Written instruction.
Copy out all the entries word for word.

·····

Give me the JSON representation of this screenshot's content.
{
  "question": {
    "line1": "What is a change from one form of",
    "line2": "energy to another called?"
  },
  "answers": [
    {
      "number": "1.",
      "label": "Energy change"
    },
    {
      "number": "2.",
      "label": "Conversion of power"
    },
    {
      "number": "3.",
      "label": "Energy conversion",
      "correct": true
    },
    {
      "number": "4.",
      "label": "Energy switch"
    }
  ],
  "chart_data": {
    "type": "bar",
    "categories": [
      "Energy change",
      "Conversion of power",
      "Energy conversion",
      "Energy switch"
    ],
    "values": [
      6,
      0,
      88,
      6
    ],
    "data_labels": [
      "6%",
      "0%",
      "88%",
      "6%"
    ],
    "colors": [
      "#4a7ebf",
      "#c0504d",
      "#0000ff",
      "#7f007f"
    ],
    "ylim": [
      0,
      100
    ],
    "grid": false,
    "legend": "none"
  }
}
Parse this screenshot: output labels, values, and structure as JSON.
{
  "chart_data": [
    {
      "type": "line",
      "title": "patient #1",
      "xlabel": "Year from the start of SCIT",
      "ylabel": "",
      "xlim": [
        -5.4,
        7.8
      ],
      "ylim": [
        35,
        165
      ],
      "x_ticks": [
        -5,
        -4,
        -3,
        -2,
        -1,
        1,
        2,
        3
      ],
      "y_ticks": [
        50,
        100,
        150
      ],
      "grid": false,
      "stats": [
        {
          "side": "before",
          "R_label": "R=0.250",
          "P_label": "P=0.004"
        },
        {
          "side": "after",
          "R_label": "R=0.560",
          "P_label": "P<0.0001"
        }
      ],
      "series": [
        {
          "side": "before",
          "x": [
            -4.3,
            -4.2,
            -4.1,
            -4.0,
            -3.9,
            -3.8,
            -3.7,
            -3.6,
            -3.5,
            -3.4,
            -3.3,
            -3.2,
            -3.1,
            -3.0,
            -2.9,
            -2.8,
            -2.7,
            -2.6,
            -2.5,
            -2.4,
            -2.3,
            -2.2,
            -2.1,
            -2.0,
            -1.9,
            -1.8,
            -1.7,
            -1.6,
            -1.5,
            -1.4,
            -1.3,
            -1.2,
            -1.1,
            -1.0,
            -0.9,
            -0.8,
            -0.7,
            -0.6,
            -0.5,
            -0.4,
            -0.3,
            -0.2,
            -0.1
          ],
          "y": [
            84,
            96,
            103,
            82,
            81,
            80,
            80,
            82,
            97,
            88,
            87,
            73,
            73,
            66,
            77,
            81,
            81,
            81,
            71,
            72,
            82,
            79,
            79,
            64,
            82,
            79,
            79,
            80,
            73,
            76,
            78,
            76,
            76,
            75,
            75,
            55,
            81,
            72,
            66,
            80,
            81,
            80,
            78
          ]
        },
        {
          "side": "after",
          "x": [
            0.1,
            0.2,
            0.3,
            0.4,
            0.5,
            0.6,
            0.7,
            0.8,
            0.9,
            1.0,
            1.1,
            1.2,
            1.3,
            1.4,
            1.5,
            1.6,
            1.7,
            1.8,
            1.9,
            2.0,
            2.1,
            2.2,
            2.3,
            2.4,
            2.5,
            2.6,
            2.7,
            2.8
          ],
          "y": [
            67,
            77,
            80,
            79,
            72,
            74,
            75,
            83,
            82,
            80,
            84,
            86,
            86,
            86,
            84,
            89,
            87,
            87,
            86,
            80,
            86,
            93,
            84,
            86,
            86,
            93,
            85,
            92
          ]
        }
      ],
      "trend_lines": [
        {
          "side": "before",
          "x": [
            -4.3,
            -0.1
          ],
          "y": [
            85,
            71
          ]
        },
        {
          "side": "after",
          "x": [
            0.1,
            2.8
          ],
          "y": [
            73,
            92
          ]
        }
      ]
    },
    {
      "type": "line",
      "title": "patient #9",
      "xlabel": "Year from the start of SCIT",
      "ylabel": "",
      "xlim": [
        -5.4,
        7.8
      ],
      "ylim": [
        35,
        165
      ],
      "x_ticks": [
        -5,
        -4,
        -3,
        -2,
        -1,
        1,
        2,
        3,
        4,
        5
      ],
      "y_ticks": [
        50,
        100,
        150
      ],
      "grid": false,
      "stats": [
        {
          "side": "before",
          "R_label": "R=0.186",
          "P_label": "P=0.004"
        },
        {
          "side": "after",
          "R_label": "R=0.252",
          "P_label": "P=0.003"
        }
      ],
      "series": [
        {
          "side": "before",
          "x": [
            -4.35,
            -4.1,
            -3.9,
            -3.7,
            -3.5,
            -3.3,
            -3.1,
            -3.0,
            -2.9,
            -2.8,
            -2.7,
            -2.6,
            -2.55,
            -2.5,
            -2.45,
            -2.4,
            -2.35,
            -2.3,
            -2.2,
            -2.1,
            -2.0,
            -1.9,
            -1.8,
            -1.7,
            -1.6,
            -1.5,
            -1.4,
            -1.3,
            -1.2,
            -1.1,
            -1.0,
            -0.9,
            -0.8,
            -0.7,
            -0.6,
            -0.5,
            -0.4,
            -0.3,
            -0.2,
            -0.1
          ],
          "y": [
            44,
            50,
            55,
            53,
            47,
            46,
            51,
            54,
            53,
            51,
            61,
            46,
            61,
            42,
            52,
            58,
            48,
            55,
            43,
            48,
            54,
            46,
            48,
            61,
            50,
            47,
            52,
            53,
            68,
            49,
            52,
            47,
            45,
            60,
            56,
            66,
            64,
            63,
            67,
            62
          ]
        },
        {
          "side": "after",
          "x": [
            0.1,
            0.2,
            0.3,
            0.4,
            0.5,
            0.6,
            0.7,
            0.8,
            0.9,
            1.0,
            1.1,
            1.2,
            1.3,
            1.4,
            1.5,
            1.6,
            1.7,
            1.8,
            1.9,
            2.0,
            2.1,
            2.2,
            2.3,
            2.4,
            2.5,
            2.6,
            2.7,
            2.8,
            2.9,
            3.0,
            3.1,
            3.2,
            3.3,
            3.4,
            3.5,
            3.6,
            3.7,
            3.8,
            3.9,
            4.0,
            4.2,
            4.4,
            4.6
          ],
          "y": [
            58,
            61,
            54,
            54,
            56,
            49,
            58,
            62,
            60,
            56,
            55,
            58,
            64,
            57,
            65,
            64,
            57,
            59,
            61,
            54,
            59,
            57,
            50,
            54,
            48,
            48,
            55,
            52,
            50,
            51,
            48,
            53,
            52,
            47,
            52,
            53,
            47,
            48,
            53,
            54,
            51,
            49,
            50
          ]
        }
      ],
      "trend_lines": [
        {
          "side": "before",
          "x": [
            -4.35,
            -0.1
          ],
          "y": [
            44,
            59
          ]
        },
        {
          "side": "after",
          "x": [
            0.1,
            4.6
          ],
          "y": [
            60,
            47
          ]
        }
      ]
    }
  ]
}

·····

Output of the exercise.
Give me the JSON representation of this screenshot's content.
{
  "question": {
    "line1": "What is a change from one form of",
    "line2": "energy to another called?"
  },
  "answers": [
    {
      "number": "1.",
      "label": "Energy change"
    },
    {
      "number": "2.",
      "label": "Conversion of power"
    },
    {
      "number": "3.",
      "label": "Energy conversion",
      "correct": true
    },
    {
      "number": "4.",
      "label": "Energy switch"
    }
  ],
  "chart_data": {
    "type": "bar",
    "categories": [
      "Energy change",
      "Conversion of power",
      "Energy conversion",
      "Energy switch"
    ],
    "values": [
      6,
      0,
      88,
      6
    ],
    "data_labels": [
      "6%",
      "0%",
      "88%",
      "6%"
    ],
    "colors": [
      "#4a7ebf",
      "#c0504d",
      "#0000ff",
      "#7f007f"
    ],
    "ylim": [
      0,
      100
    ],
    "grid": false,
    "legend": "none"
  }
}
Parse this screenshot: output labels, values, and structure as JSON.
{
  "chart_data": [
    {
      "type": "line",
      "title": "patient #1",
      "xlabel": "Year from the start of SCIT",
      "ylabel": "",
      "xlim": [
        -5.4,
        7.8
      ],
      "ylim": [
        35,
        165
      ],
      "x_ticks": [
        -5,
        -4,
        -3,
        -2,
        -1,
        1,
        2,
        3
      ],
      "y_ticks": [
        50,
        100,
        150
      ],
      "grid": false,
      "stats": [
        {
          "side": "before",
          "R_label": "R=0.250",
          "P_label": "P=0.004"
        },
        {
          "side": "after",
          "R_label": "R=0.560",
          "P_label": "P<0.0001"
        }
      ],
      "series": [
        {
          "side": "before",
          "x": [
            -4.3,
            -4.2,
            -4.1,
            -4.0,
            -3.9,
            -3.8,
            -3.7,
            -3.6,
            -3.5,
            -3.4,
            -3.3,
            -3.2,
            -3.1,
            -3.0,
            -2.9,
            -2.8,
            -2.7,
            -2.6,
            -2.5,
            -2.4,
            -2.3,
            -2.2,
            -2.1,
            -2.0,
            -1.9,
            -1.8,
            -1.7,
            -1.6,
            -1.5,
            -1.4,
            -1.3,
            -1.2,
            -1.1,
            -1.0,
            -0.9,
            -0.8,
            -0.7,
            -0.6,
            -0.5,
            -0.4,
            -0.3,
            -0.2,
            -0.1
          ],
          "y": [
            84,
            96,
            103,
            82,
            81,
            80,
            80,
            82,
            97,
            88,
            87,
            73,
            73,
            66,
            77,
            81,
            81,
            81,
            71,
            72,
            82,
            79,
            79,
            64,
            82,
            79,
            79,
            80,
            73,
            76,
            78,
            76,
            76,
            75,
            75,
            55,
            81,
            72,
            66,
            80,
            81,
            80,
            78
          ]
        },
        {
          "side": "after",
          "x": [
            0.1,
            0.2,
            0.3,
            0.4,
            0.5,
            0.6,
            0.7,
            0.8,
            0.9,
            1.0,
            1.1,
            1.2,
            1.3,
            1.4,
            1.5,
            1.6,
            1.7,
            1.8,
            1.9,
            2.0,
            2.1,
            2.2,
            2.3,
            2.4,
            2.5,
            2.6,
            2.7,
            2.8
          ],
          "y": [
            67,
            77,
            80,
            79,
            72,
            74,
            75,
            83,
            82,
            80,
            84,
            86,
            86,
            86,
            84,
            89,
            87,
            87,
            86,
            80,
            86,
            93,
            84,
            86,
            86,
            93,
            85,
            92
          ]
        }
      ],
      "trend_lines": [
        {
          "side": "before",
          "x": [
            -4.3,
            -0.1
          ],
          "y": [
            85,
            71
          ]
        },
        {
          "side": "after",
          "x": [
            0.1,
            2.8
          ],
          "y": [
            73,
            92
          ]
        }
      ]
    },
    {
      "type": "line",
      "title": "patient #9",
      "xlabel": "Year from the start of SCIT",
      "ylabel": "",
      "xlim": [
        -5.4,
        7.8
      ],
      "ylim": [
        35,
        165
      ],
      "x_ticks": [
        -5,
        -4,
        -3,
        -2,
        -1,
        1,
        2,
        3,
        4,
        5
      ],
      "y_ticks": [
        50,
        100,
        150
      ],
      "grid": false,
      "stats": [
        {
          "side": "before",
          "R_label": "R=0.186",
          "P_label": "P=0.004"
        },
        {
          "side": "after",
          "R_label": "R=0.252",
          "P_label": "P=0.003"
        }
      ],
      "series": [
        {
          "side": "before",
          "x": [
            -4.35,
            -4.1,
            -3.9,
            -3.7,
            -3.5,
            -3.3,
            -3.1,
            -3.0,
            -2.9,
            -2.8,
            -2.7,
            -2.6,
            -2.55,
            -2.5,
            -2.45,
            -2.4,
            -2.35,
            -2.3,
            -2.2,
            -2.1,
            -2.0,
            -1.9,
            -1.8,
            -1.7,
            -1.6,
            -1.5,
            -1.4,
            -1.3,
            -1.2,
            -1.1,
            -1.0,
            -0.9,
            -0.8,
            -0.7,
            -0.6,
            -0.5,
            -0.4,
            -0.3,
            -0.2,
            -0.1
          ],
          "y": [
            44,
            50,
            55,
            53,
            47,
            46,
            51,
            54,
            53,
            51,
            61,
            46,
            61,
            42,
            52,
            58,
            48,
            55,
            43,
            48,
            54,
            46,
            48,
            61,
            50,
            47,
            52,
            53,
            68,
            49,
            52,
            47,
            45,
            60,
            56,
            66,
            64,
            63,
            67,
            62
          ]
        },
        {
          "side": "after",
          "x": [
            0.1,
            0.2,
            0.3,
            0.4,
            0.5,
            0.6,
            0.7,
            0.8,
            0.9,
            1.0,
            1.1,
            1.2,
            1.3,
            1.4,
            1.5,
            1.6,
            1.7,
            1.8,
            1.9,
            2.0,
            2.1,
            2.2,
            2.3,
            2.4,
            2.5,
            2.6,
            2.7,
            2.8,
            2.9,
            3.0,
            3.1,
            3.2,
            3.3,
            3.4,
            3.5,
            3.6,
            3.7,
            3.8,
            3.9,
            4.0,
            4.2,
            4.4,
            4.6
          ],
          "y": [
            58,
            61,
            54,
            54,
            56,
            49,
            58,
            62,
            60,
            56,
            55,
            58,
            64,
            57,
            65,
            64,
            57,
            59,
            61,
            54,
            59,
            57,
            50,
            54,
            48,
            48,
            55,
            52,
            50,
            51,
            48,
            53,
            52,
            47,
            52,
            53,
            47,
            48,
            53,
            54,
            51,
            49,
            50
          ]
        }
      ],
      "trend_lines": [
        {
          "side": "before",
          "x": [
            -4.35,
            -0.1
          ],
          "y": [
            44,
            59
          ]
        },
        {
          "side": "after",
          "x": [
            0.1,
            4.6
          ],
          "y": [
            60,
            47
          ]
        }
      ]
    }
  ]
}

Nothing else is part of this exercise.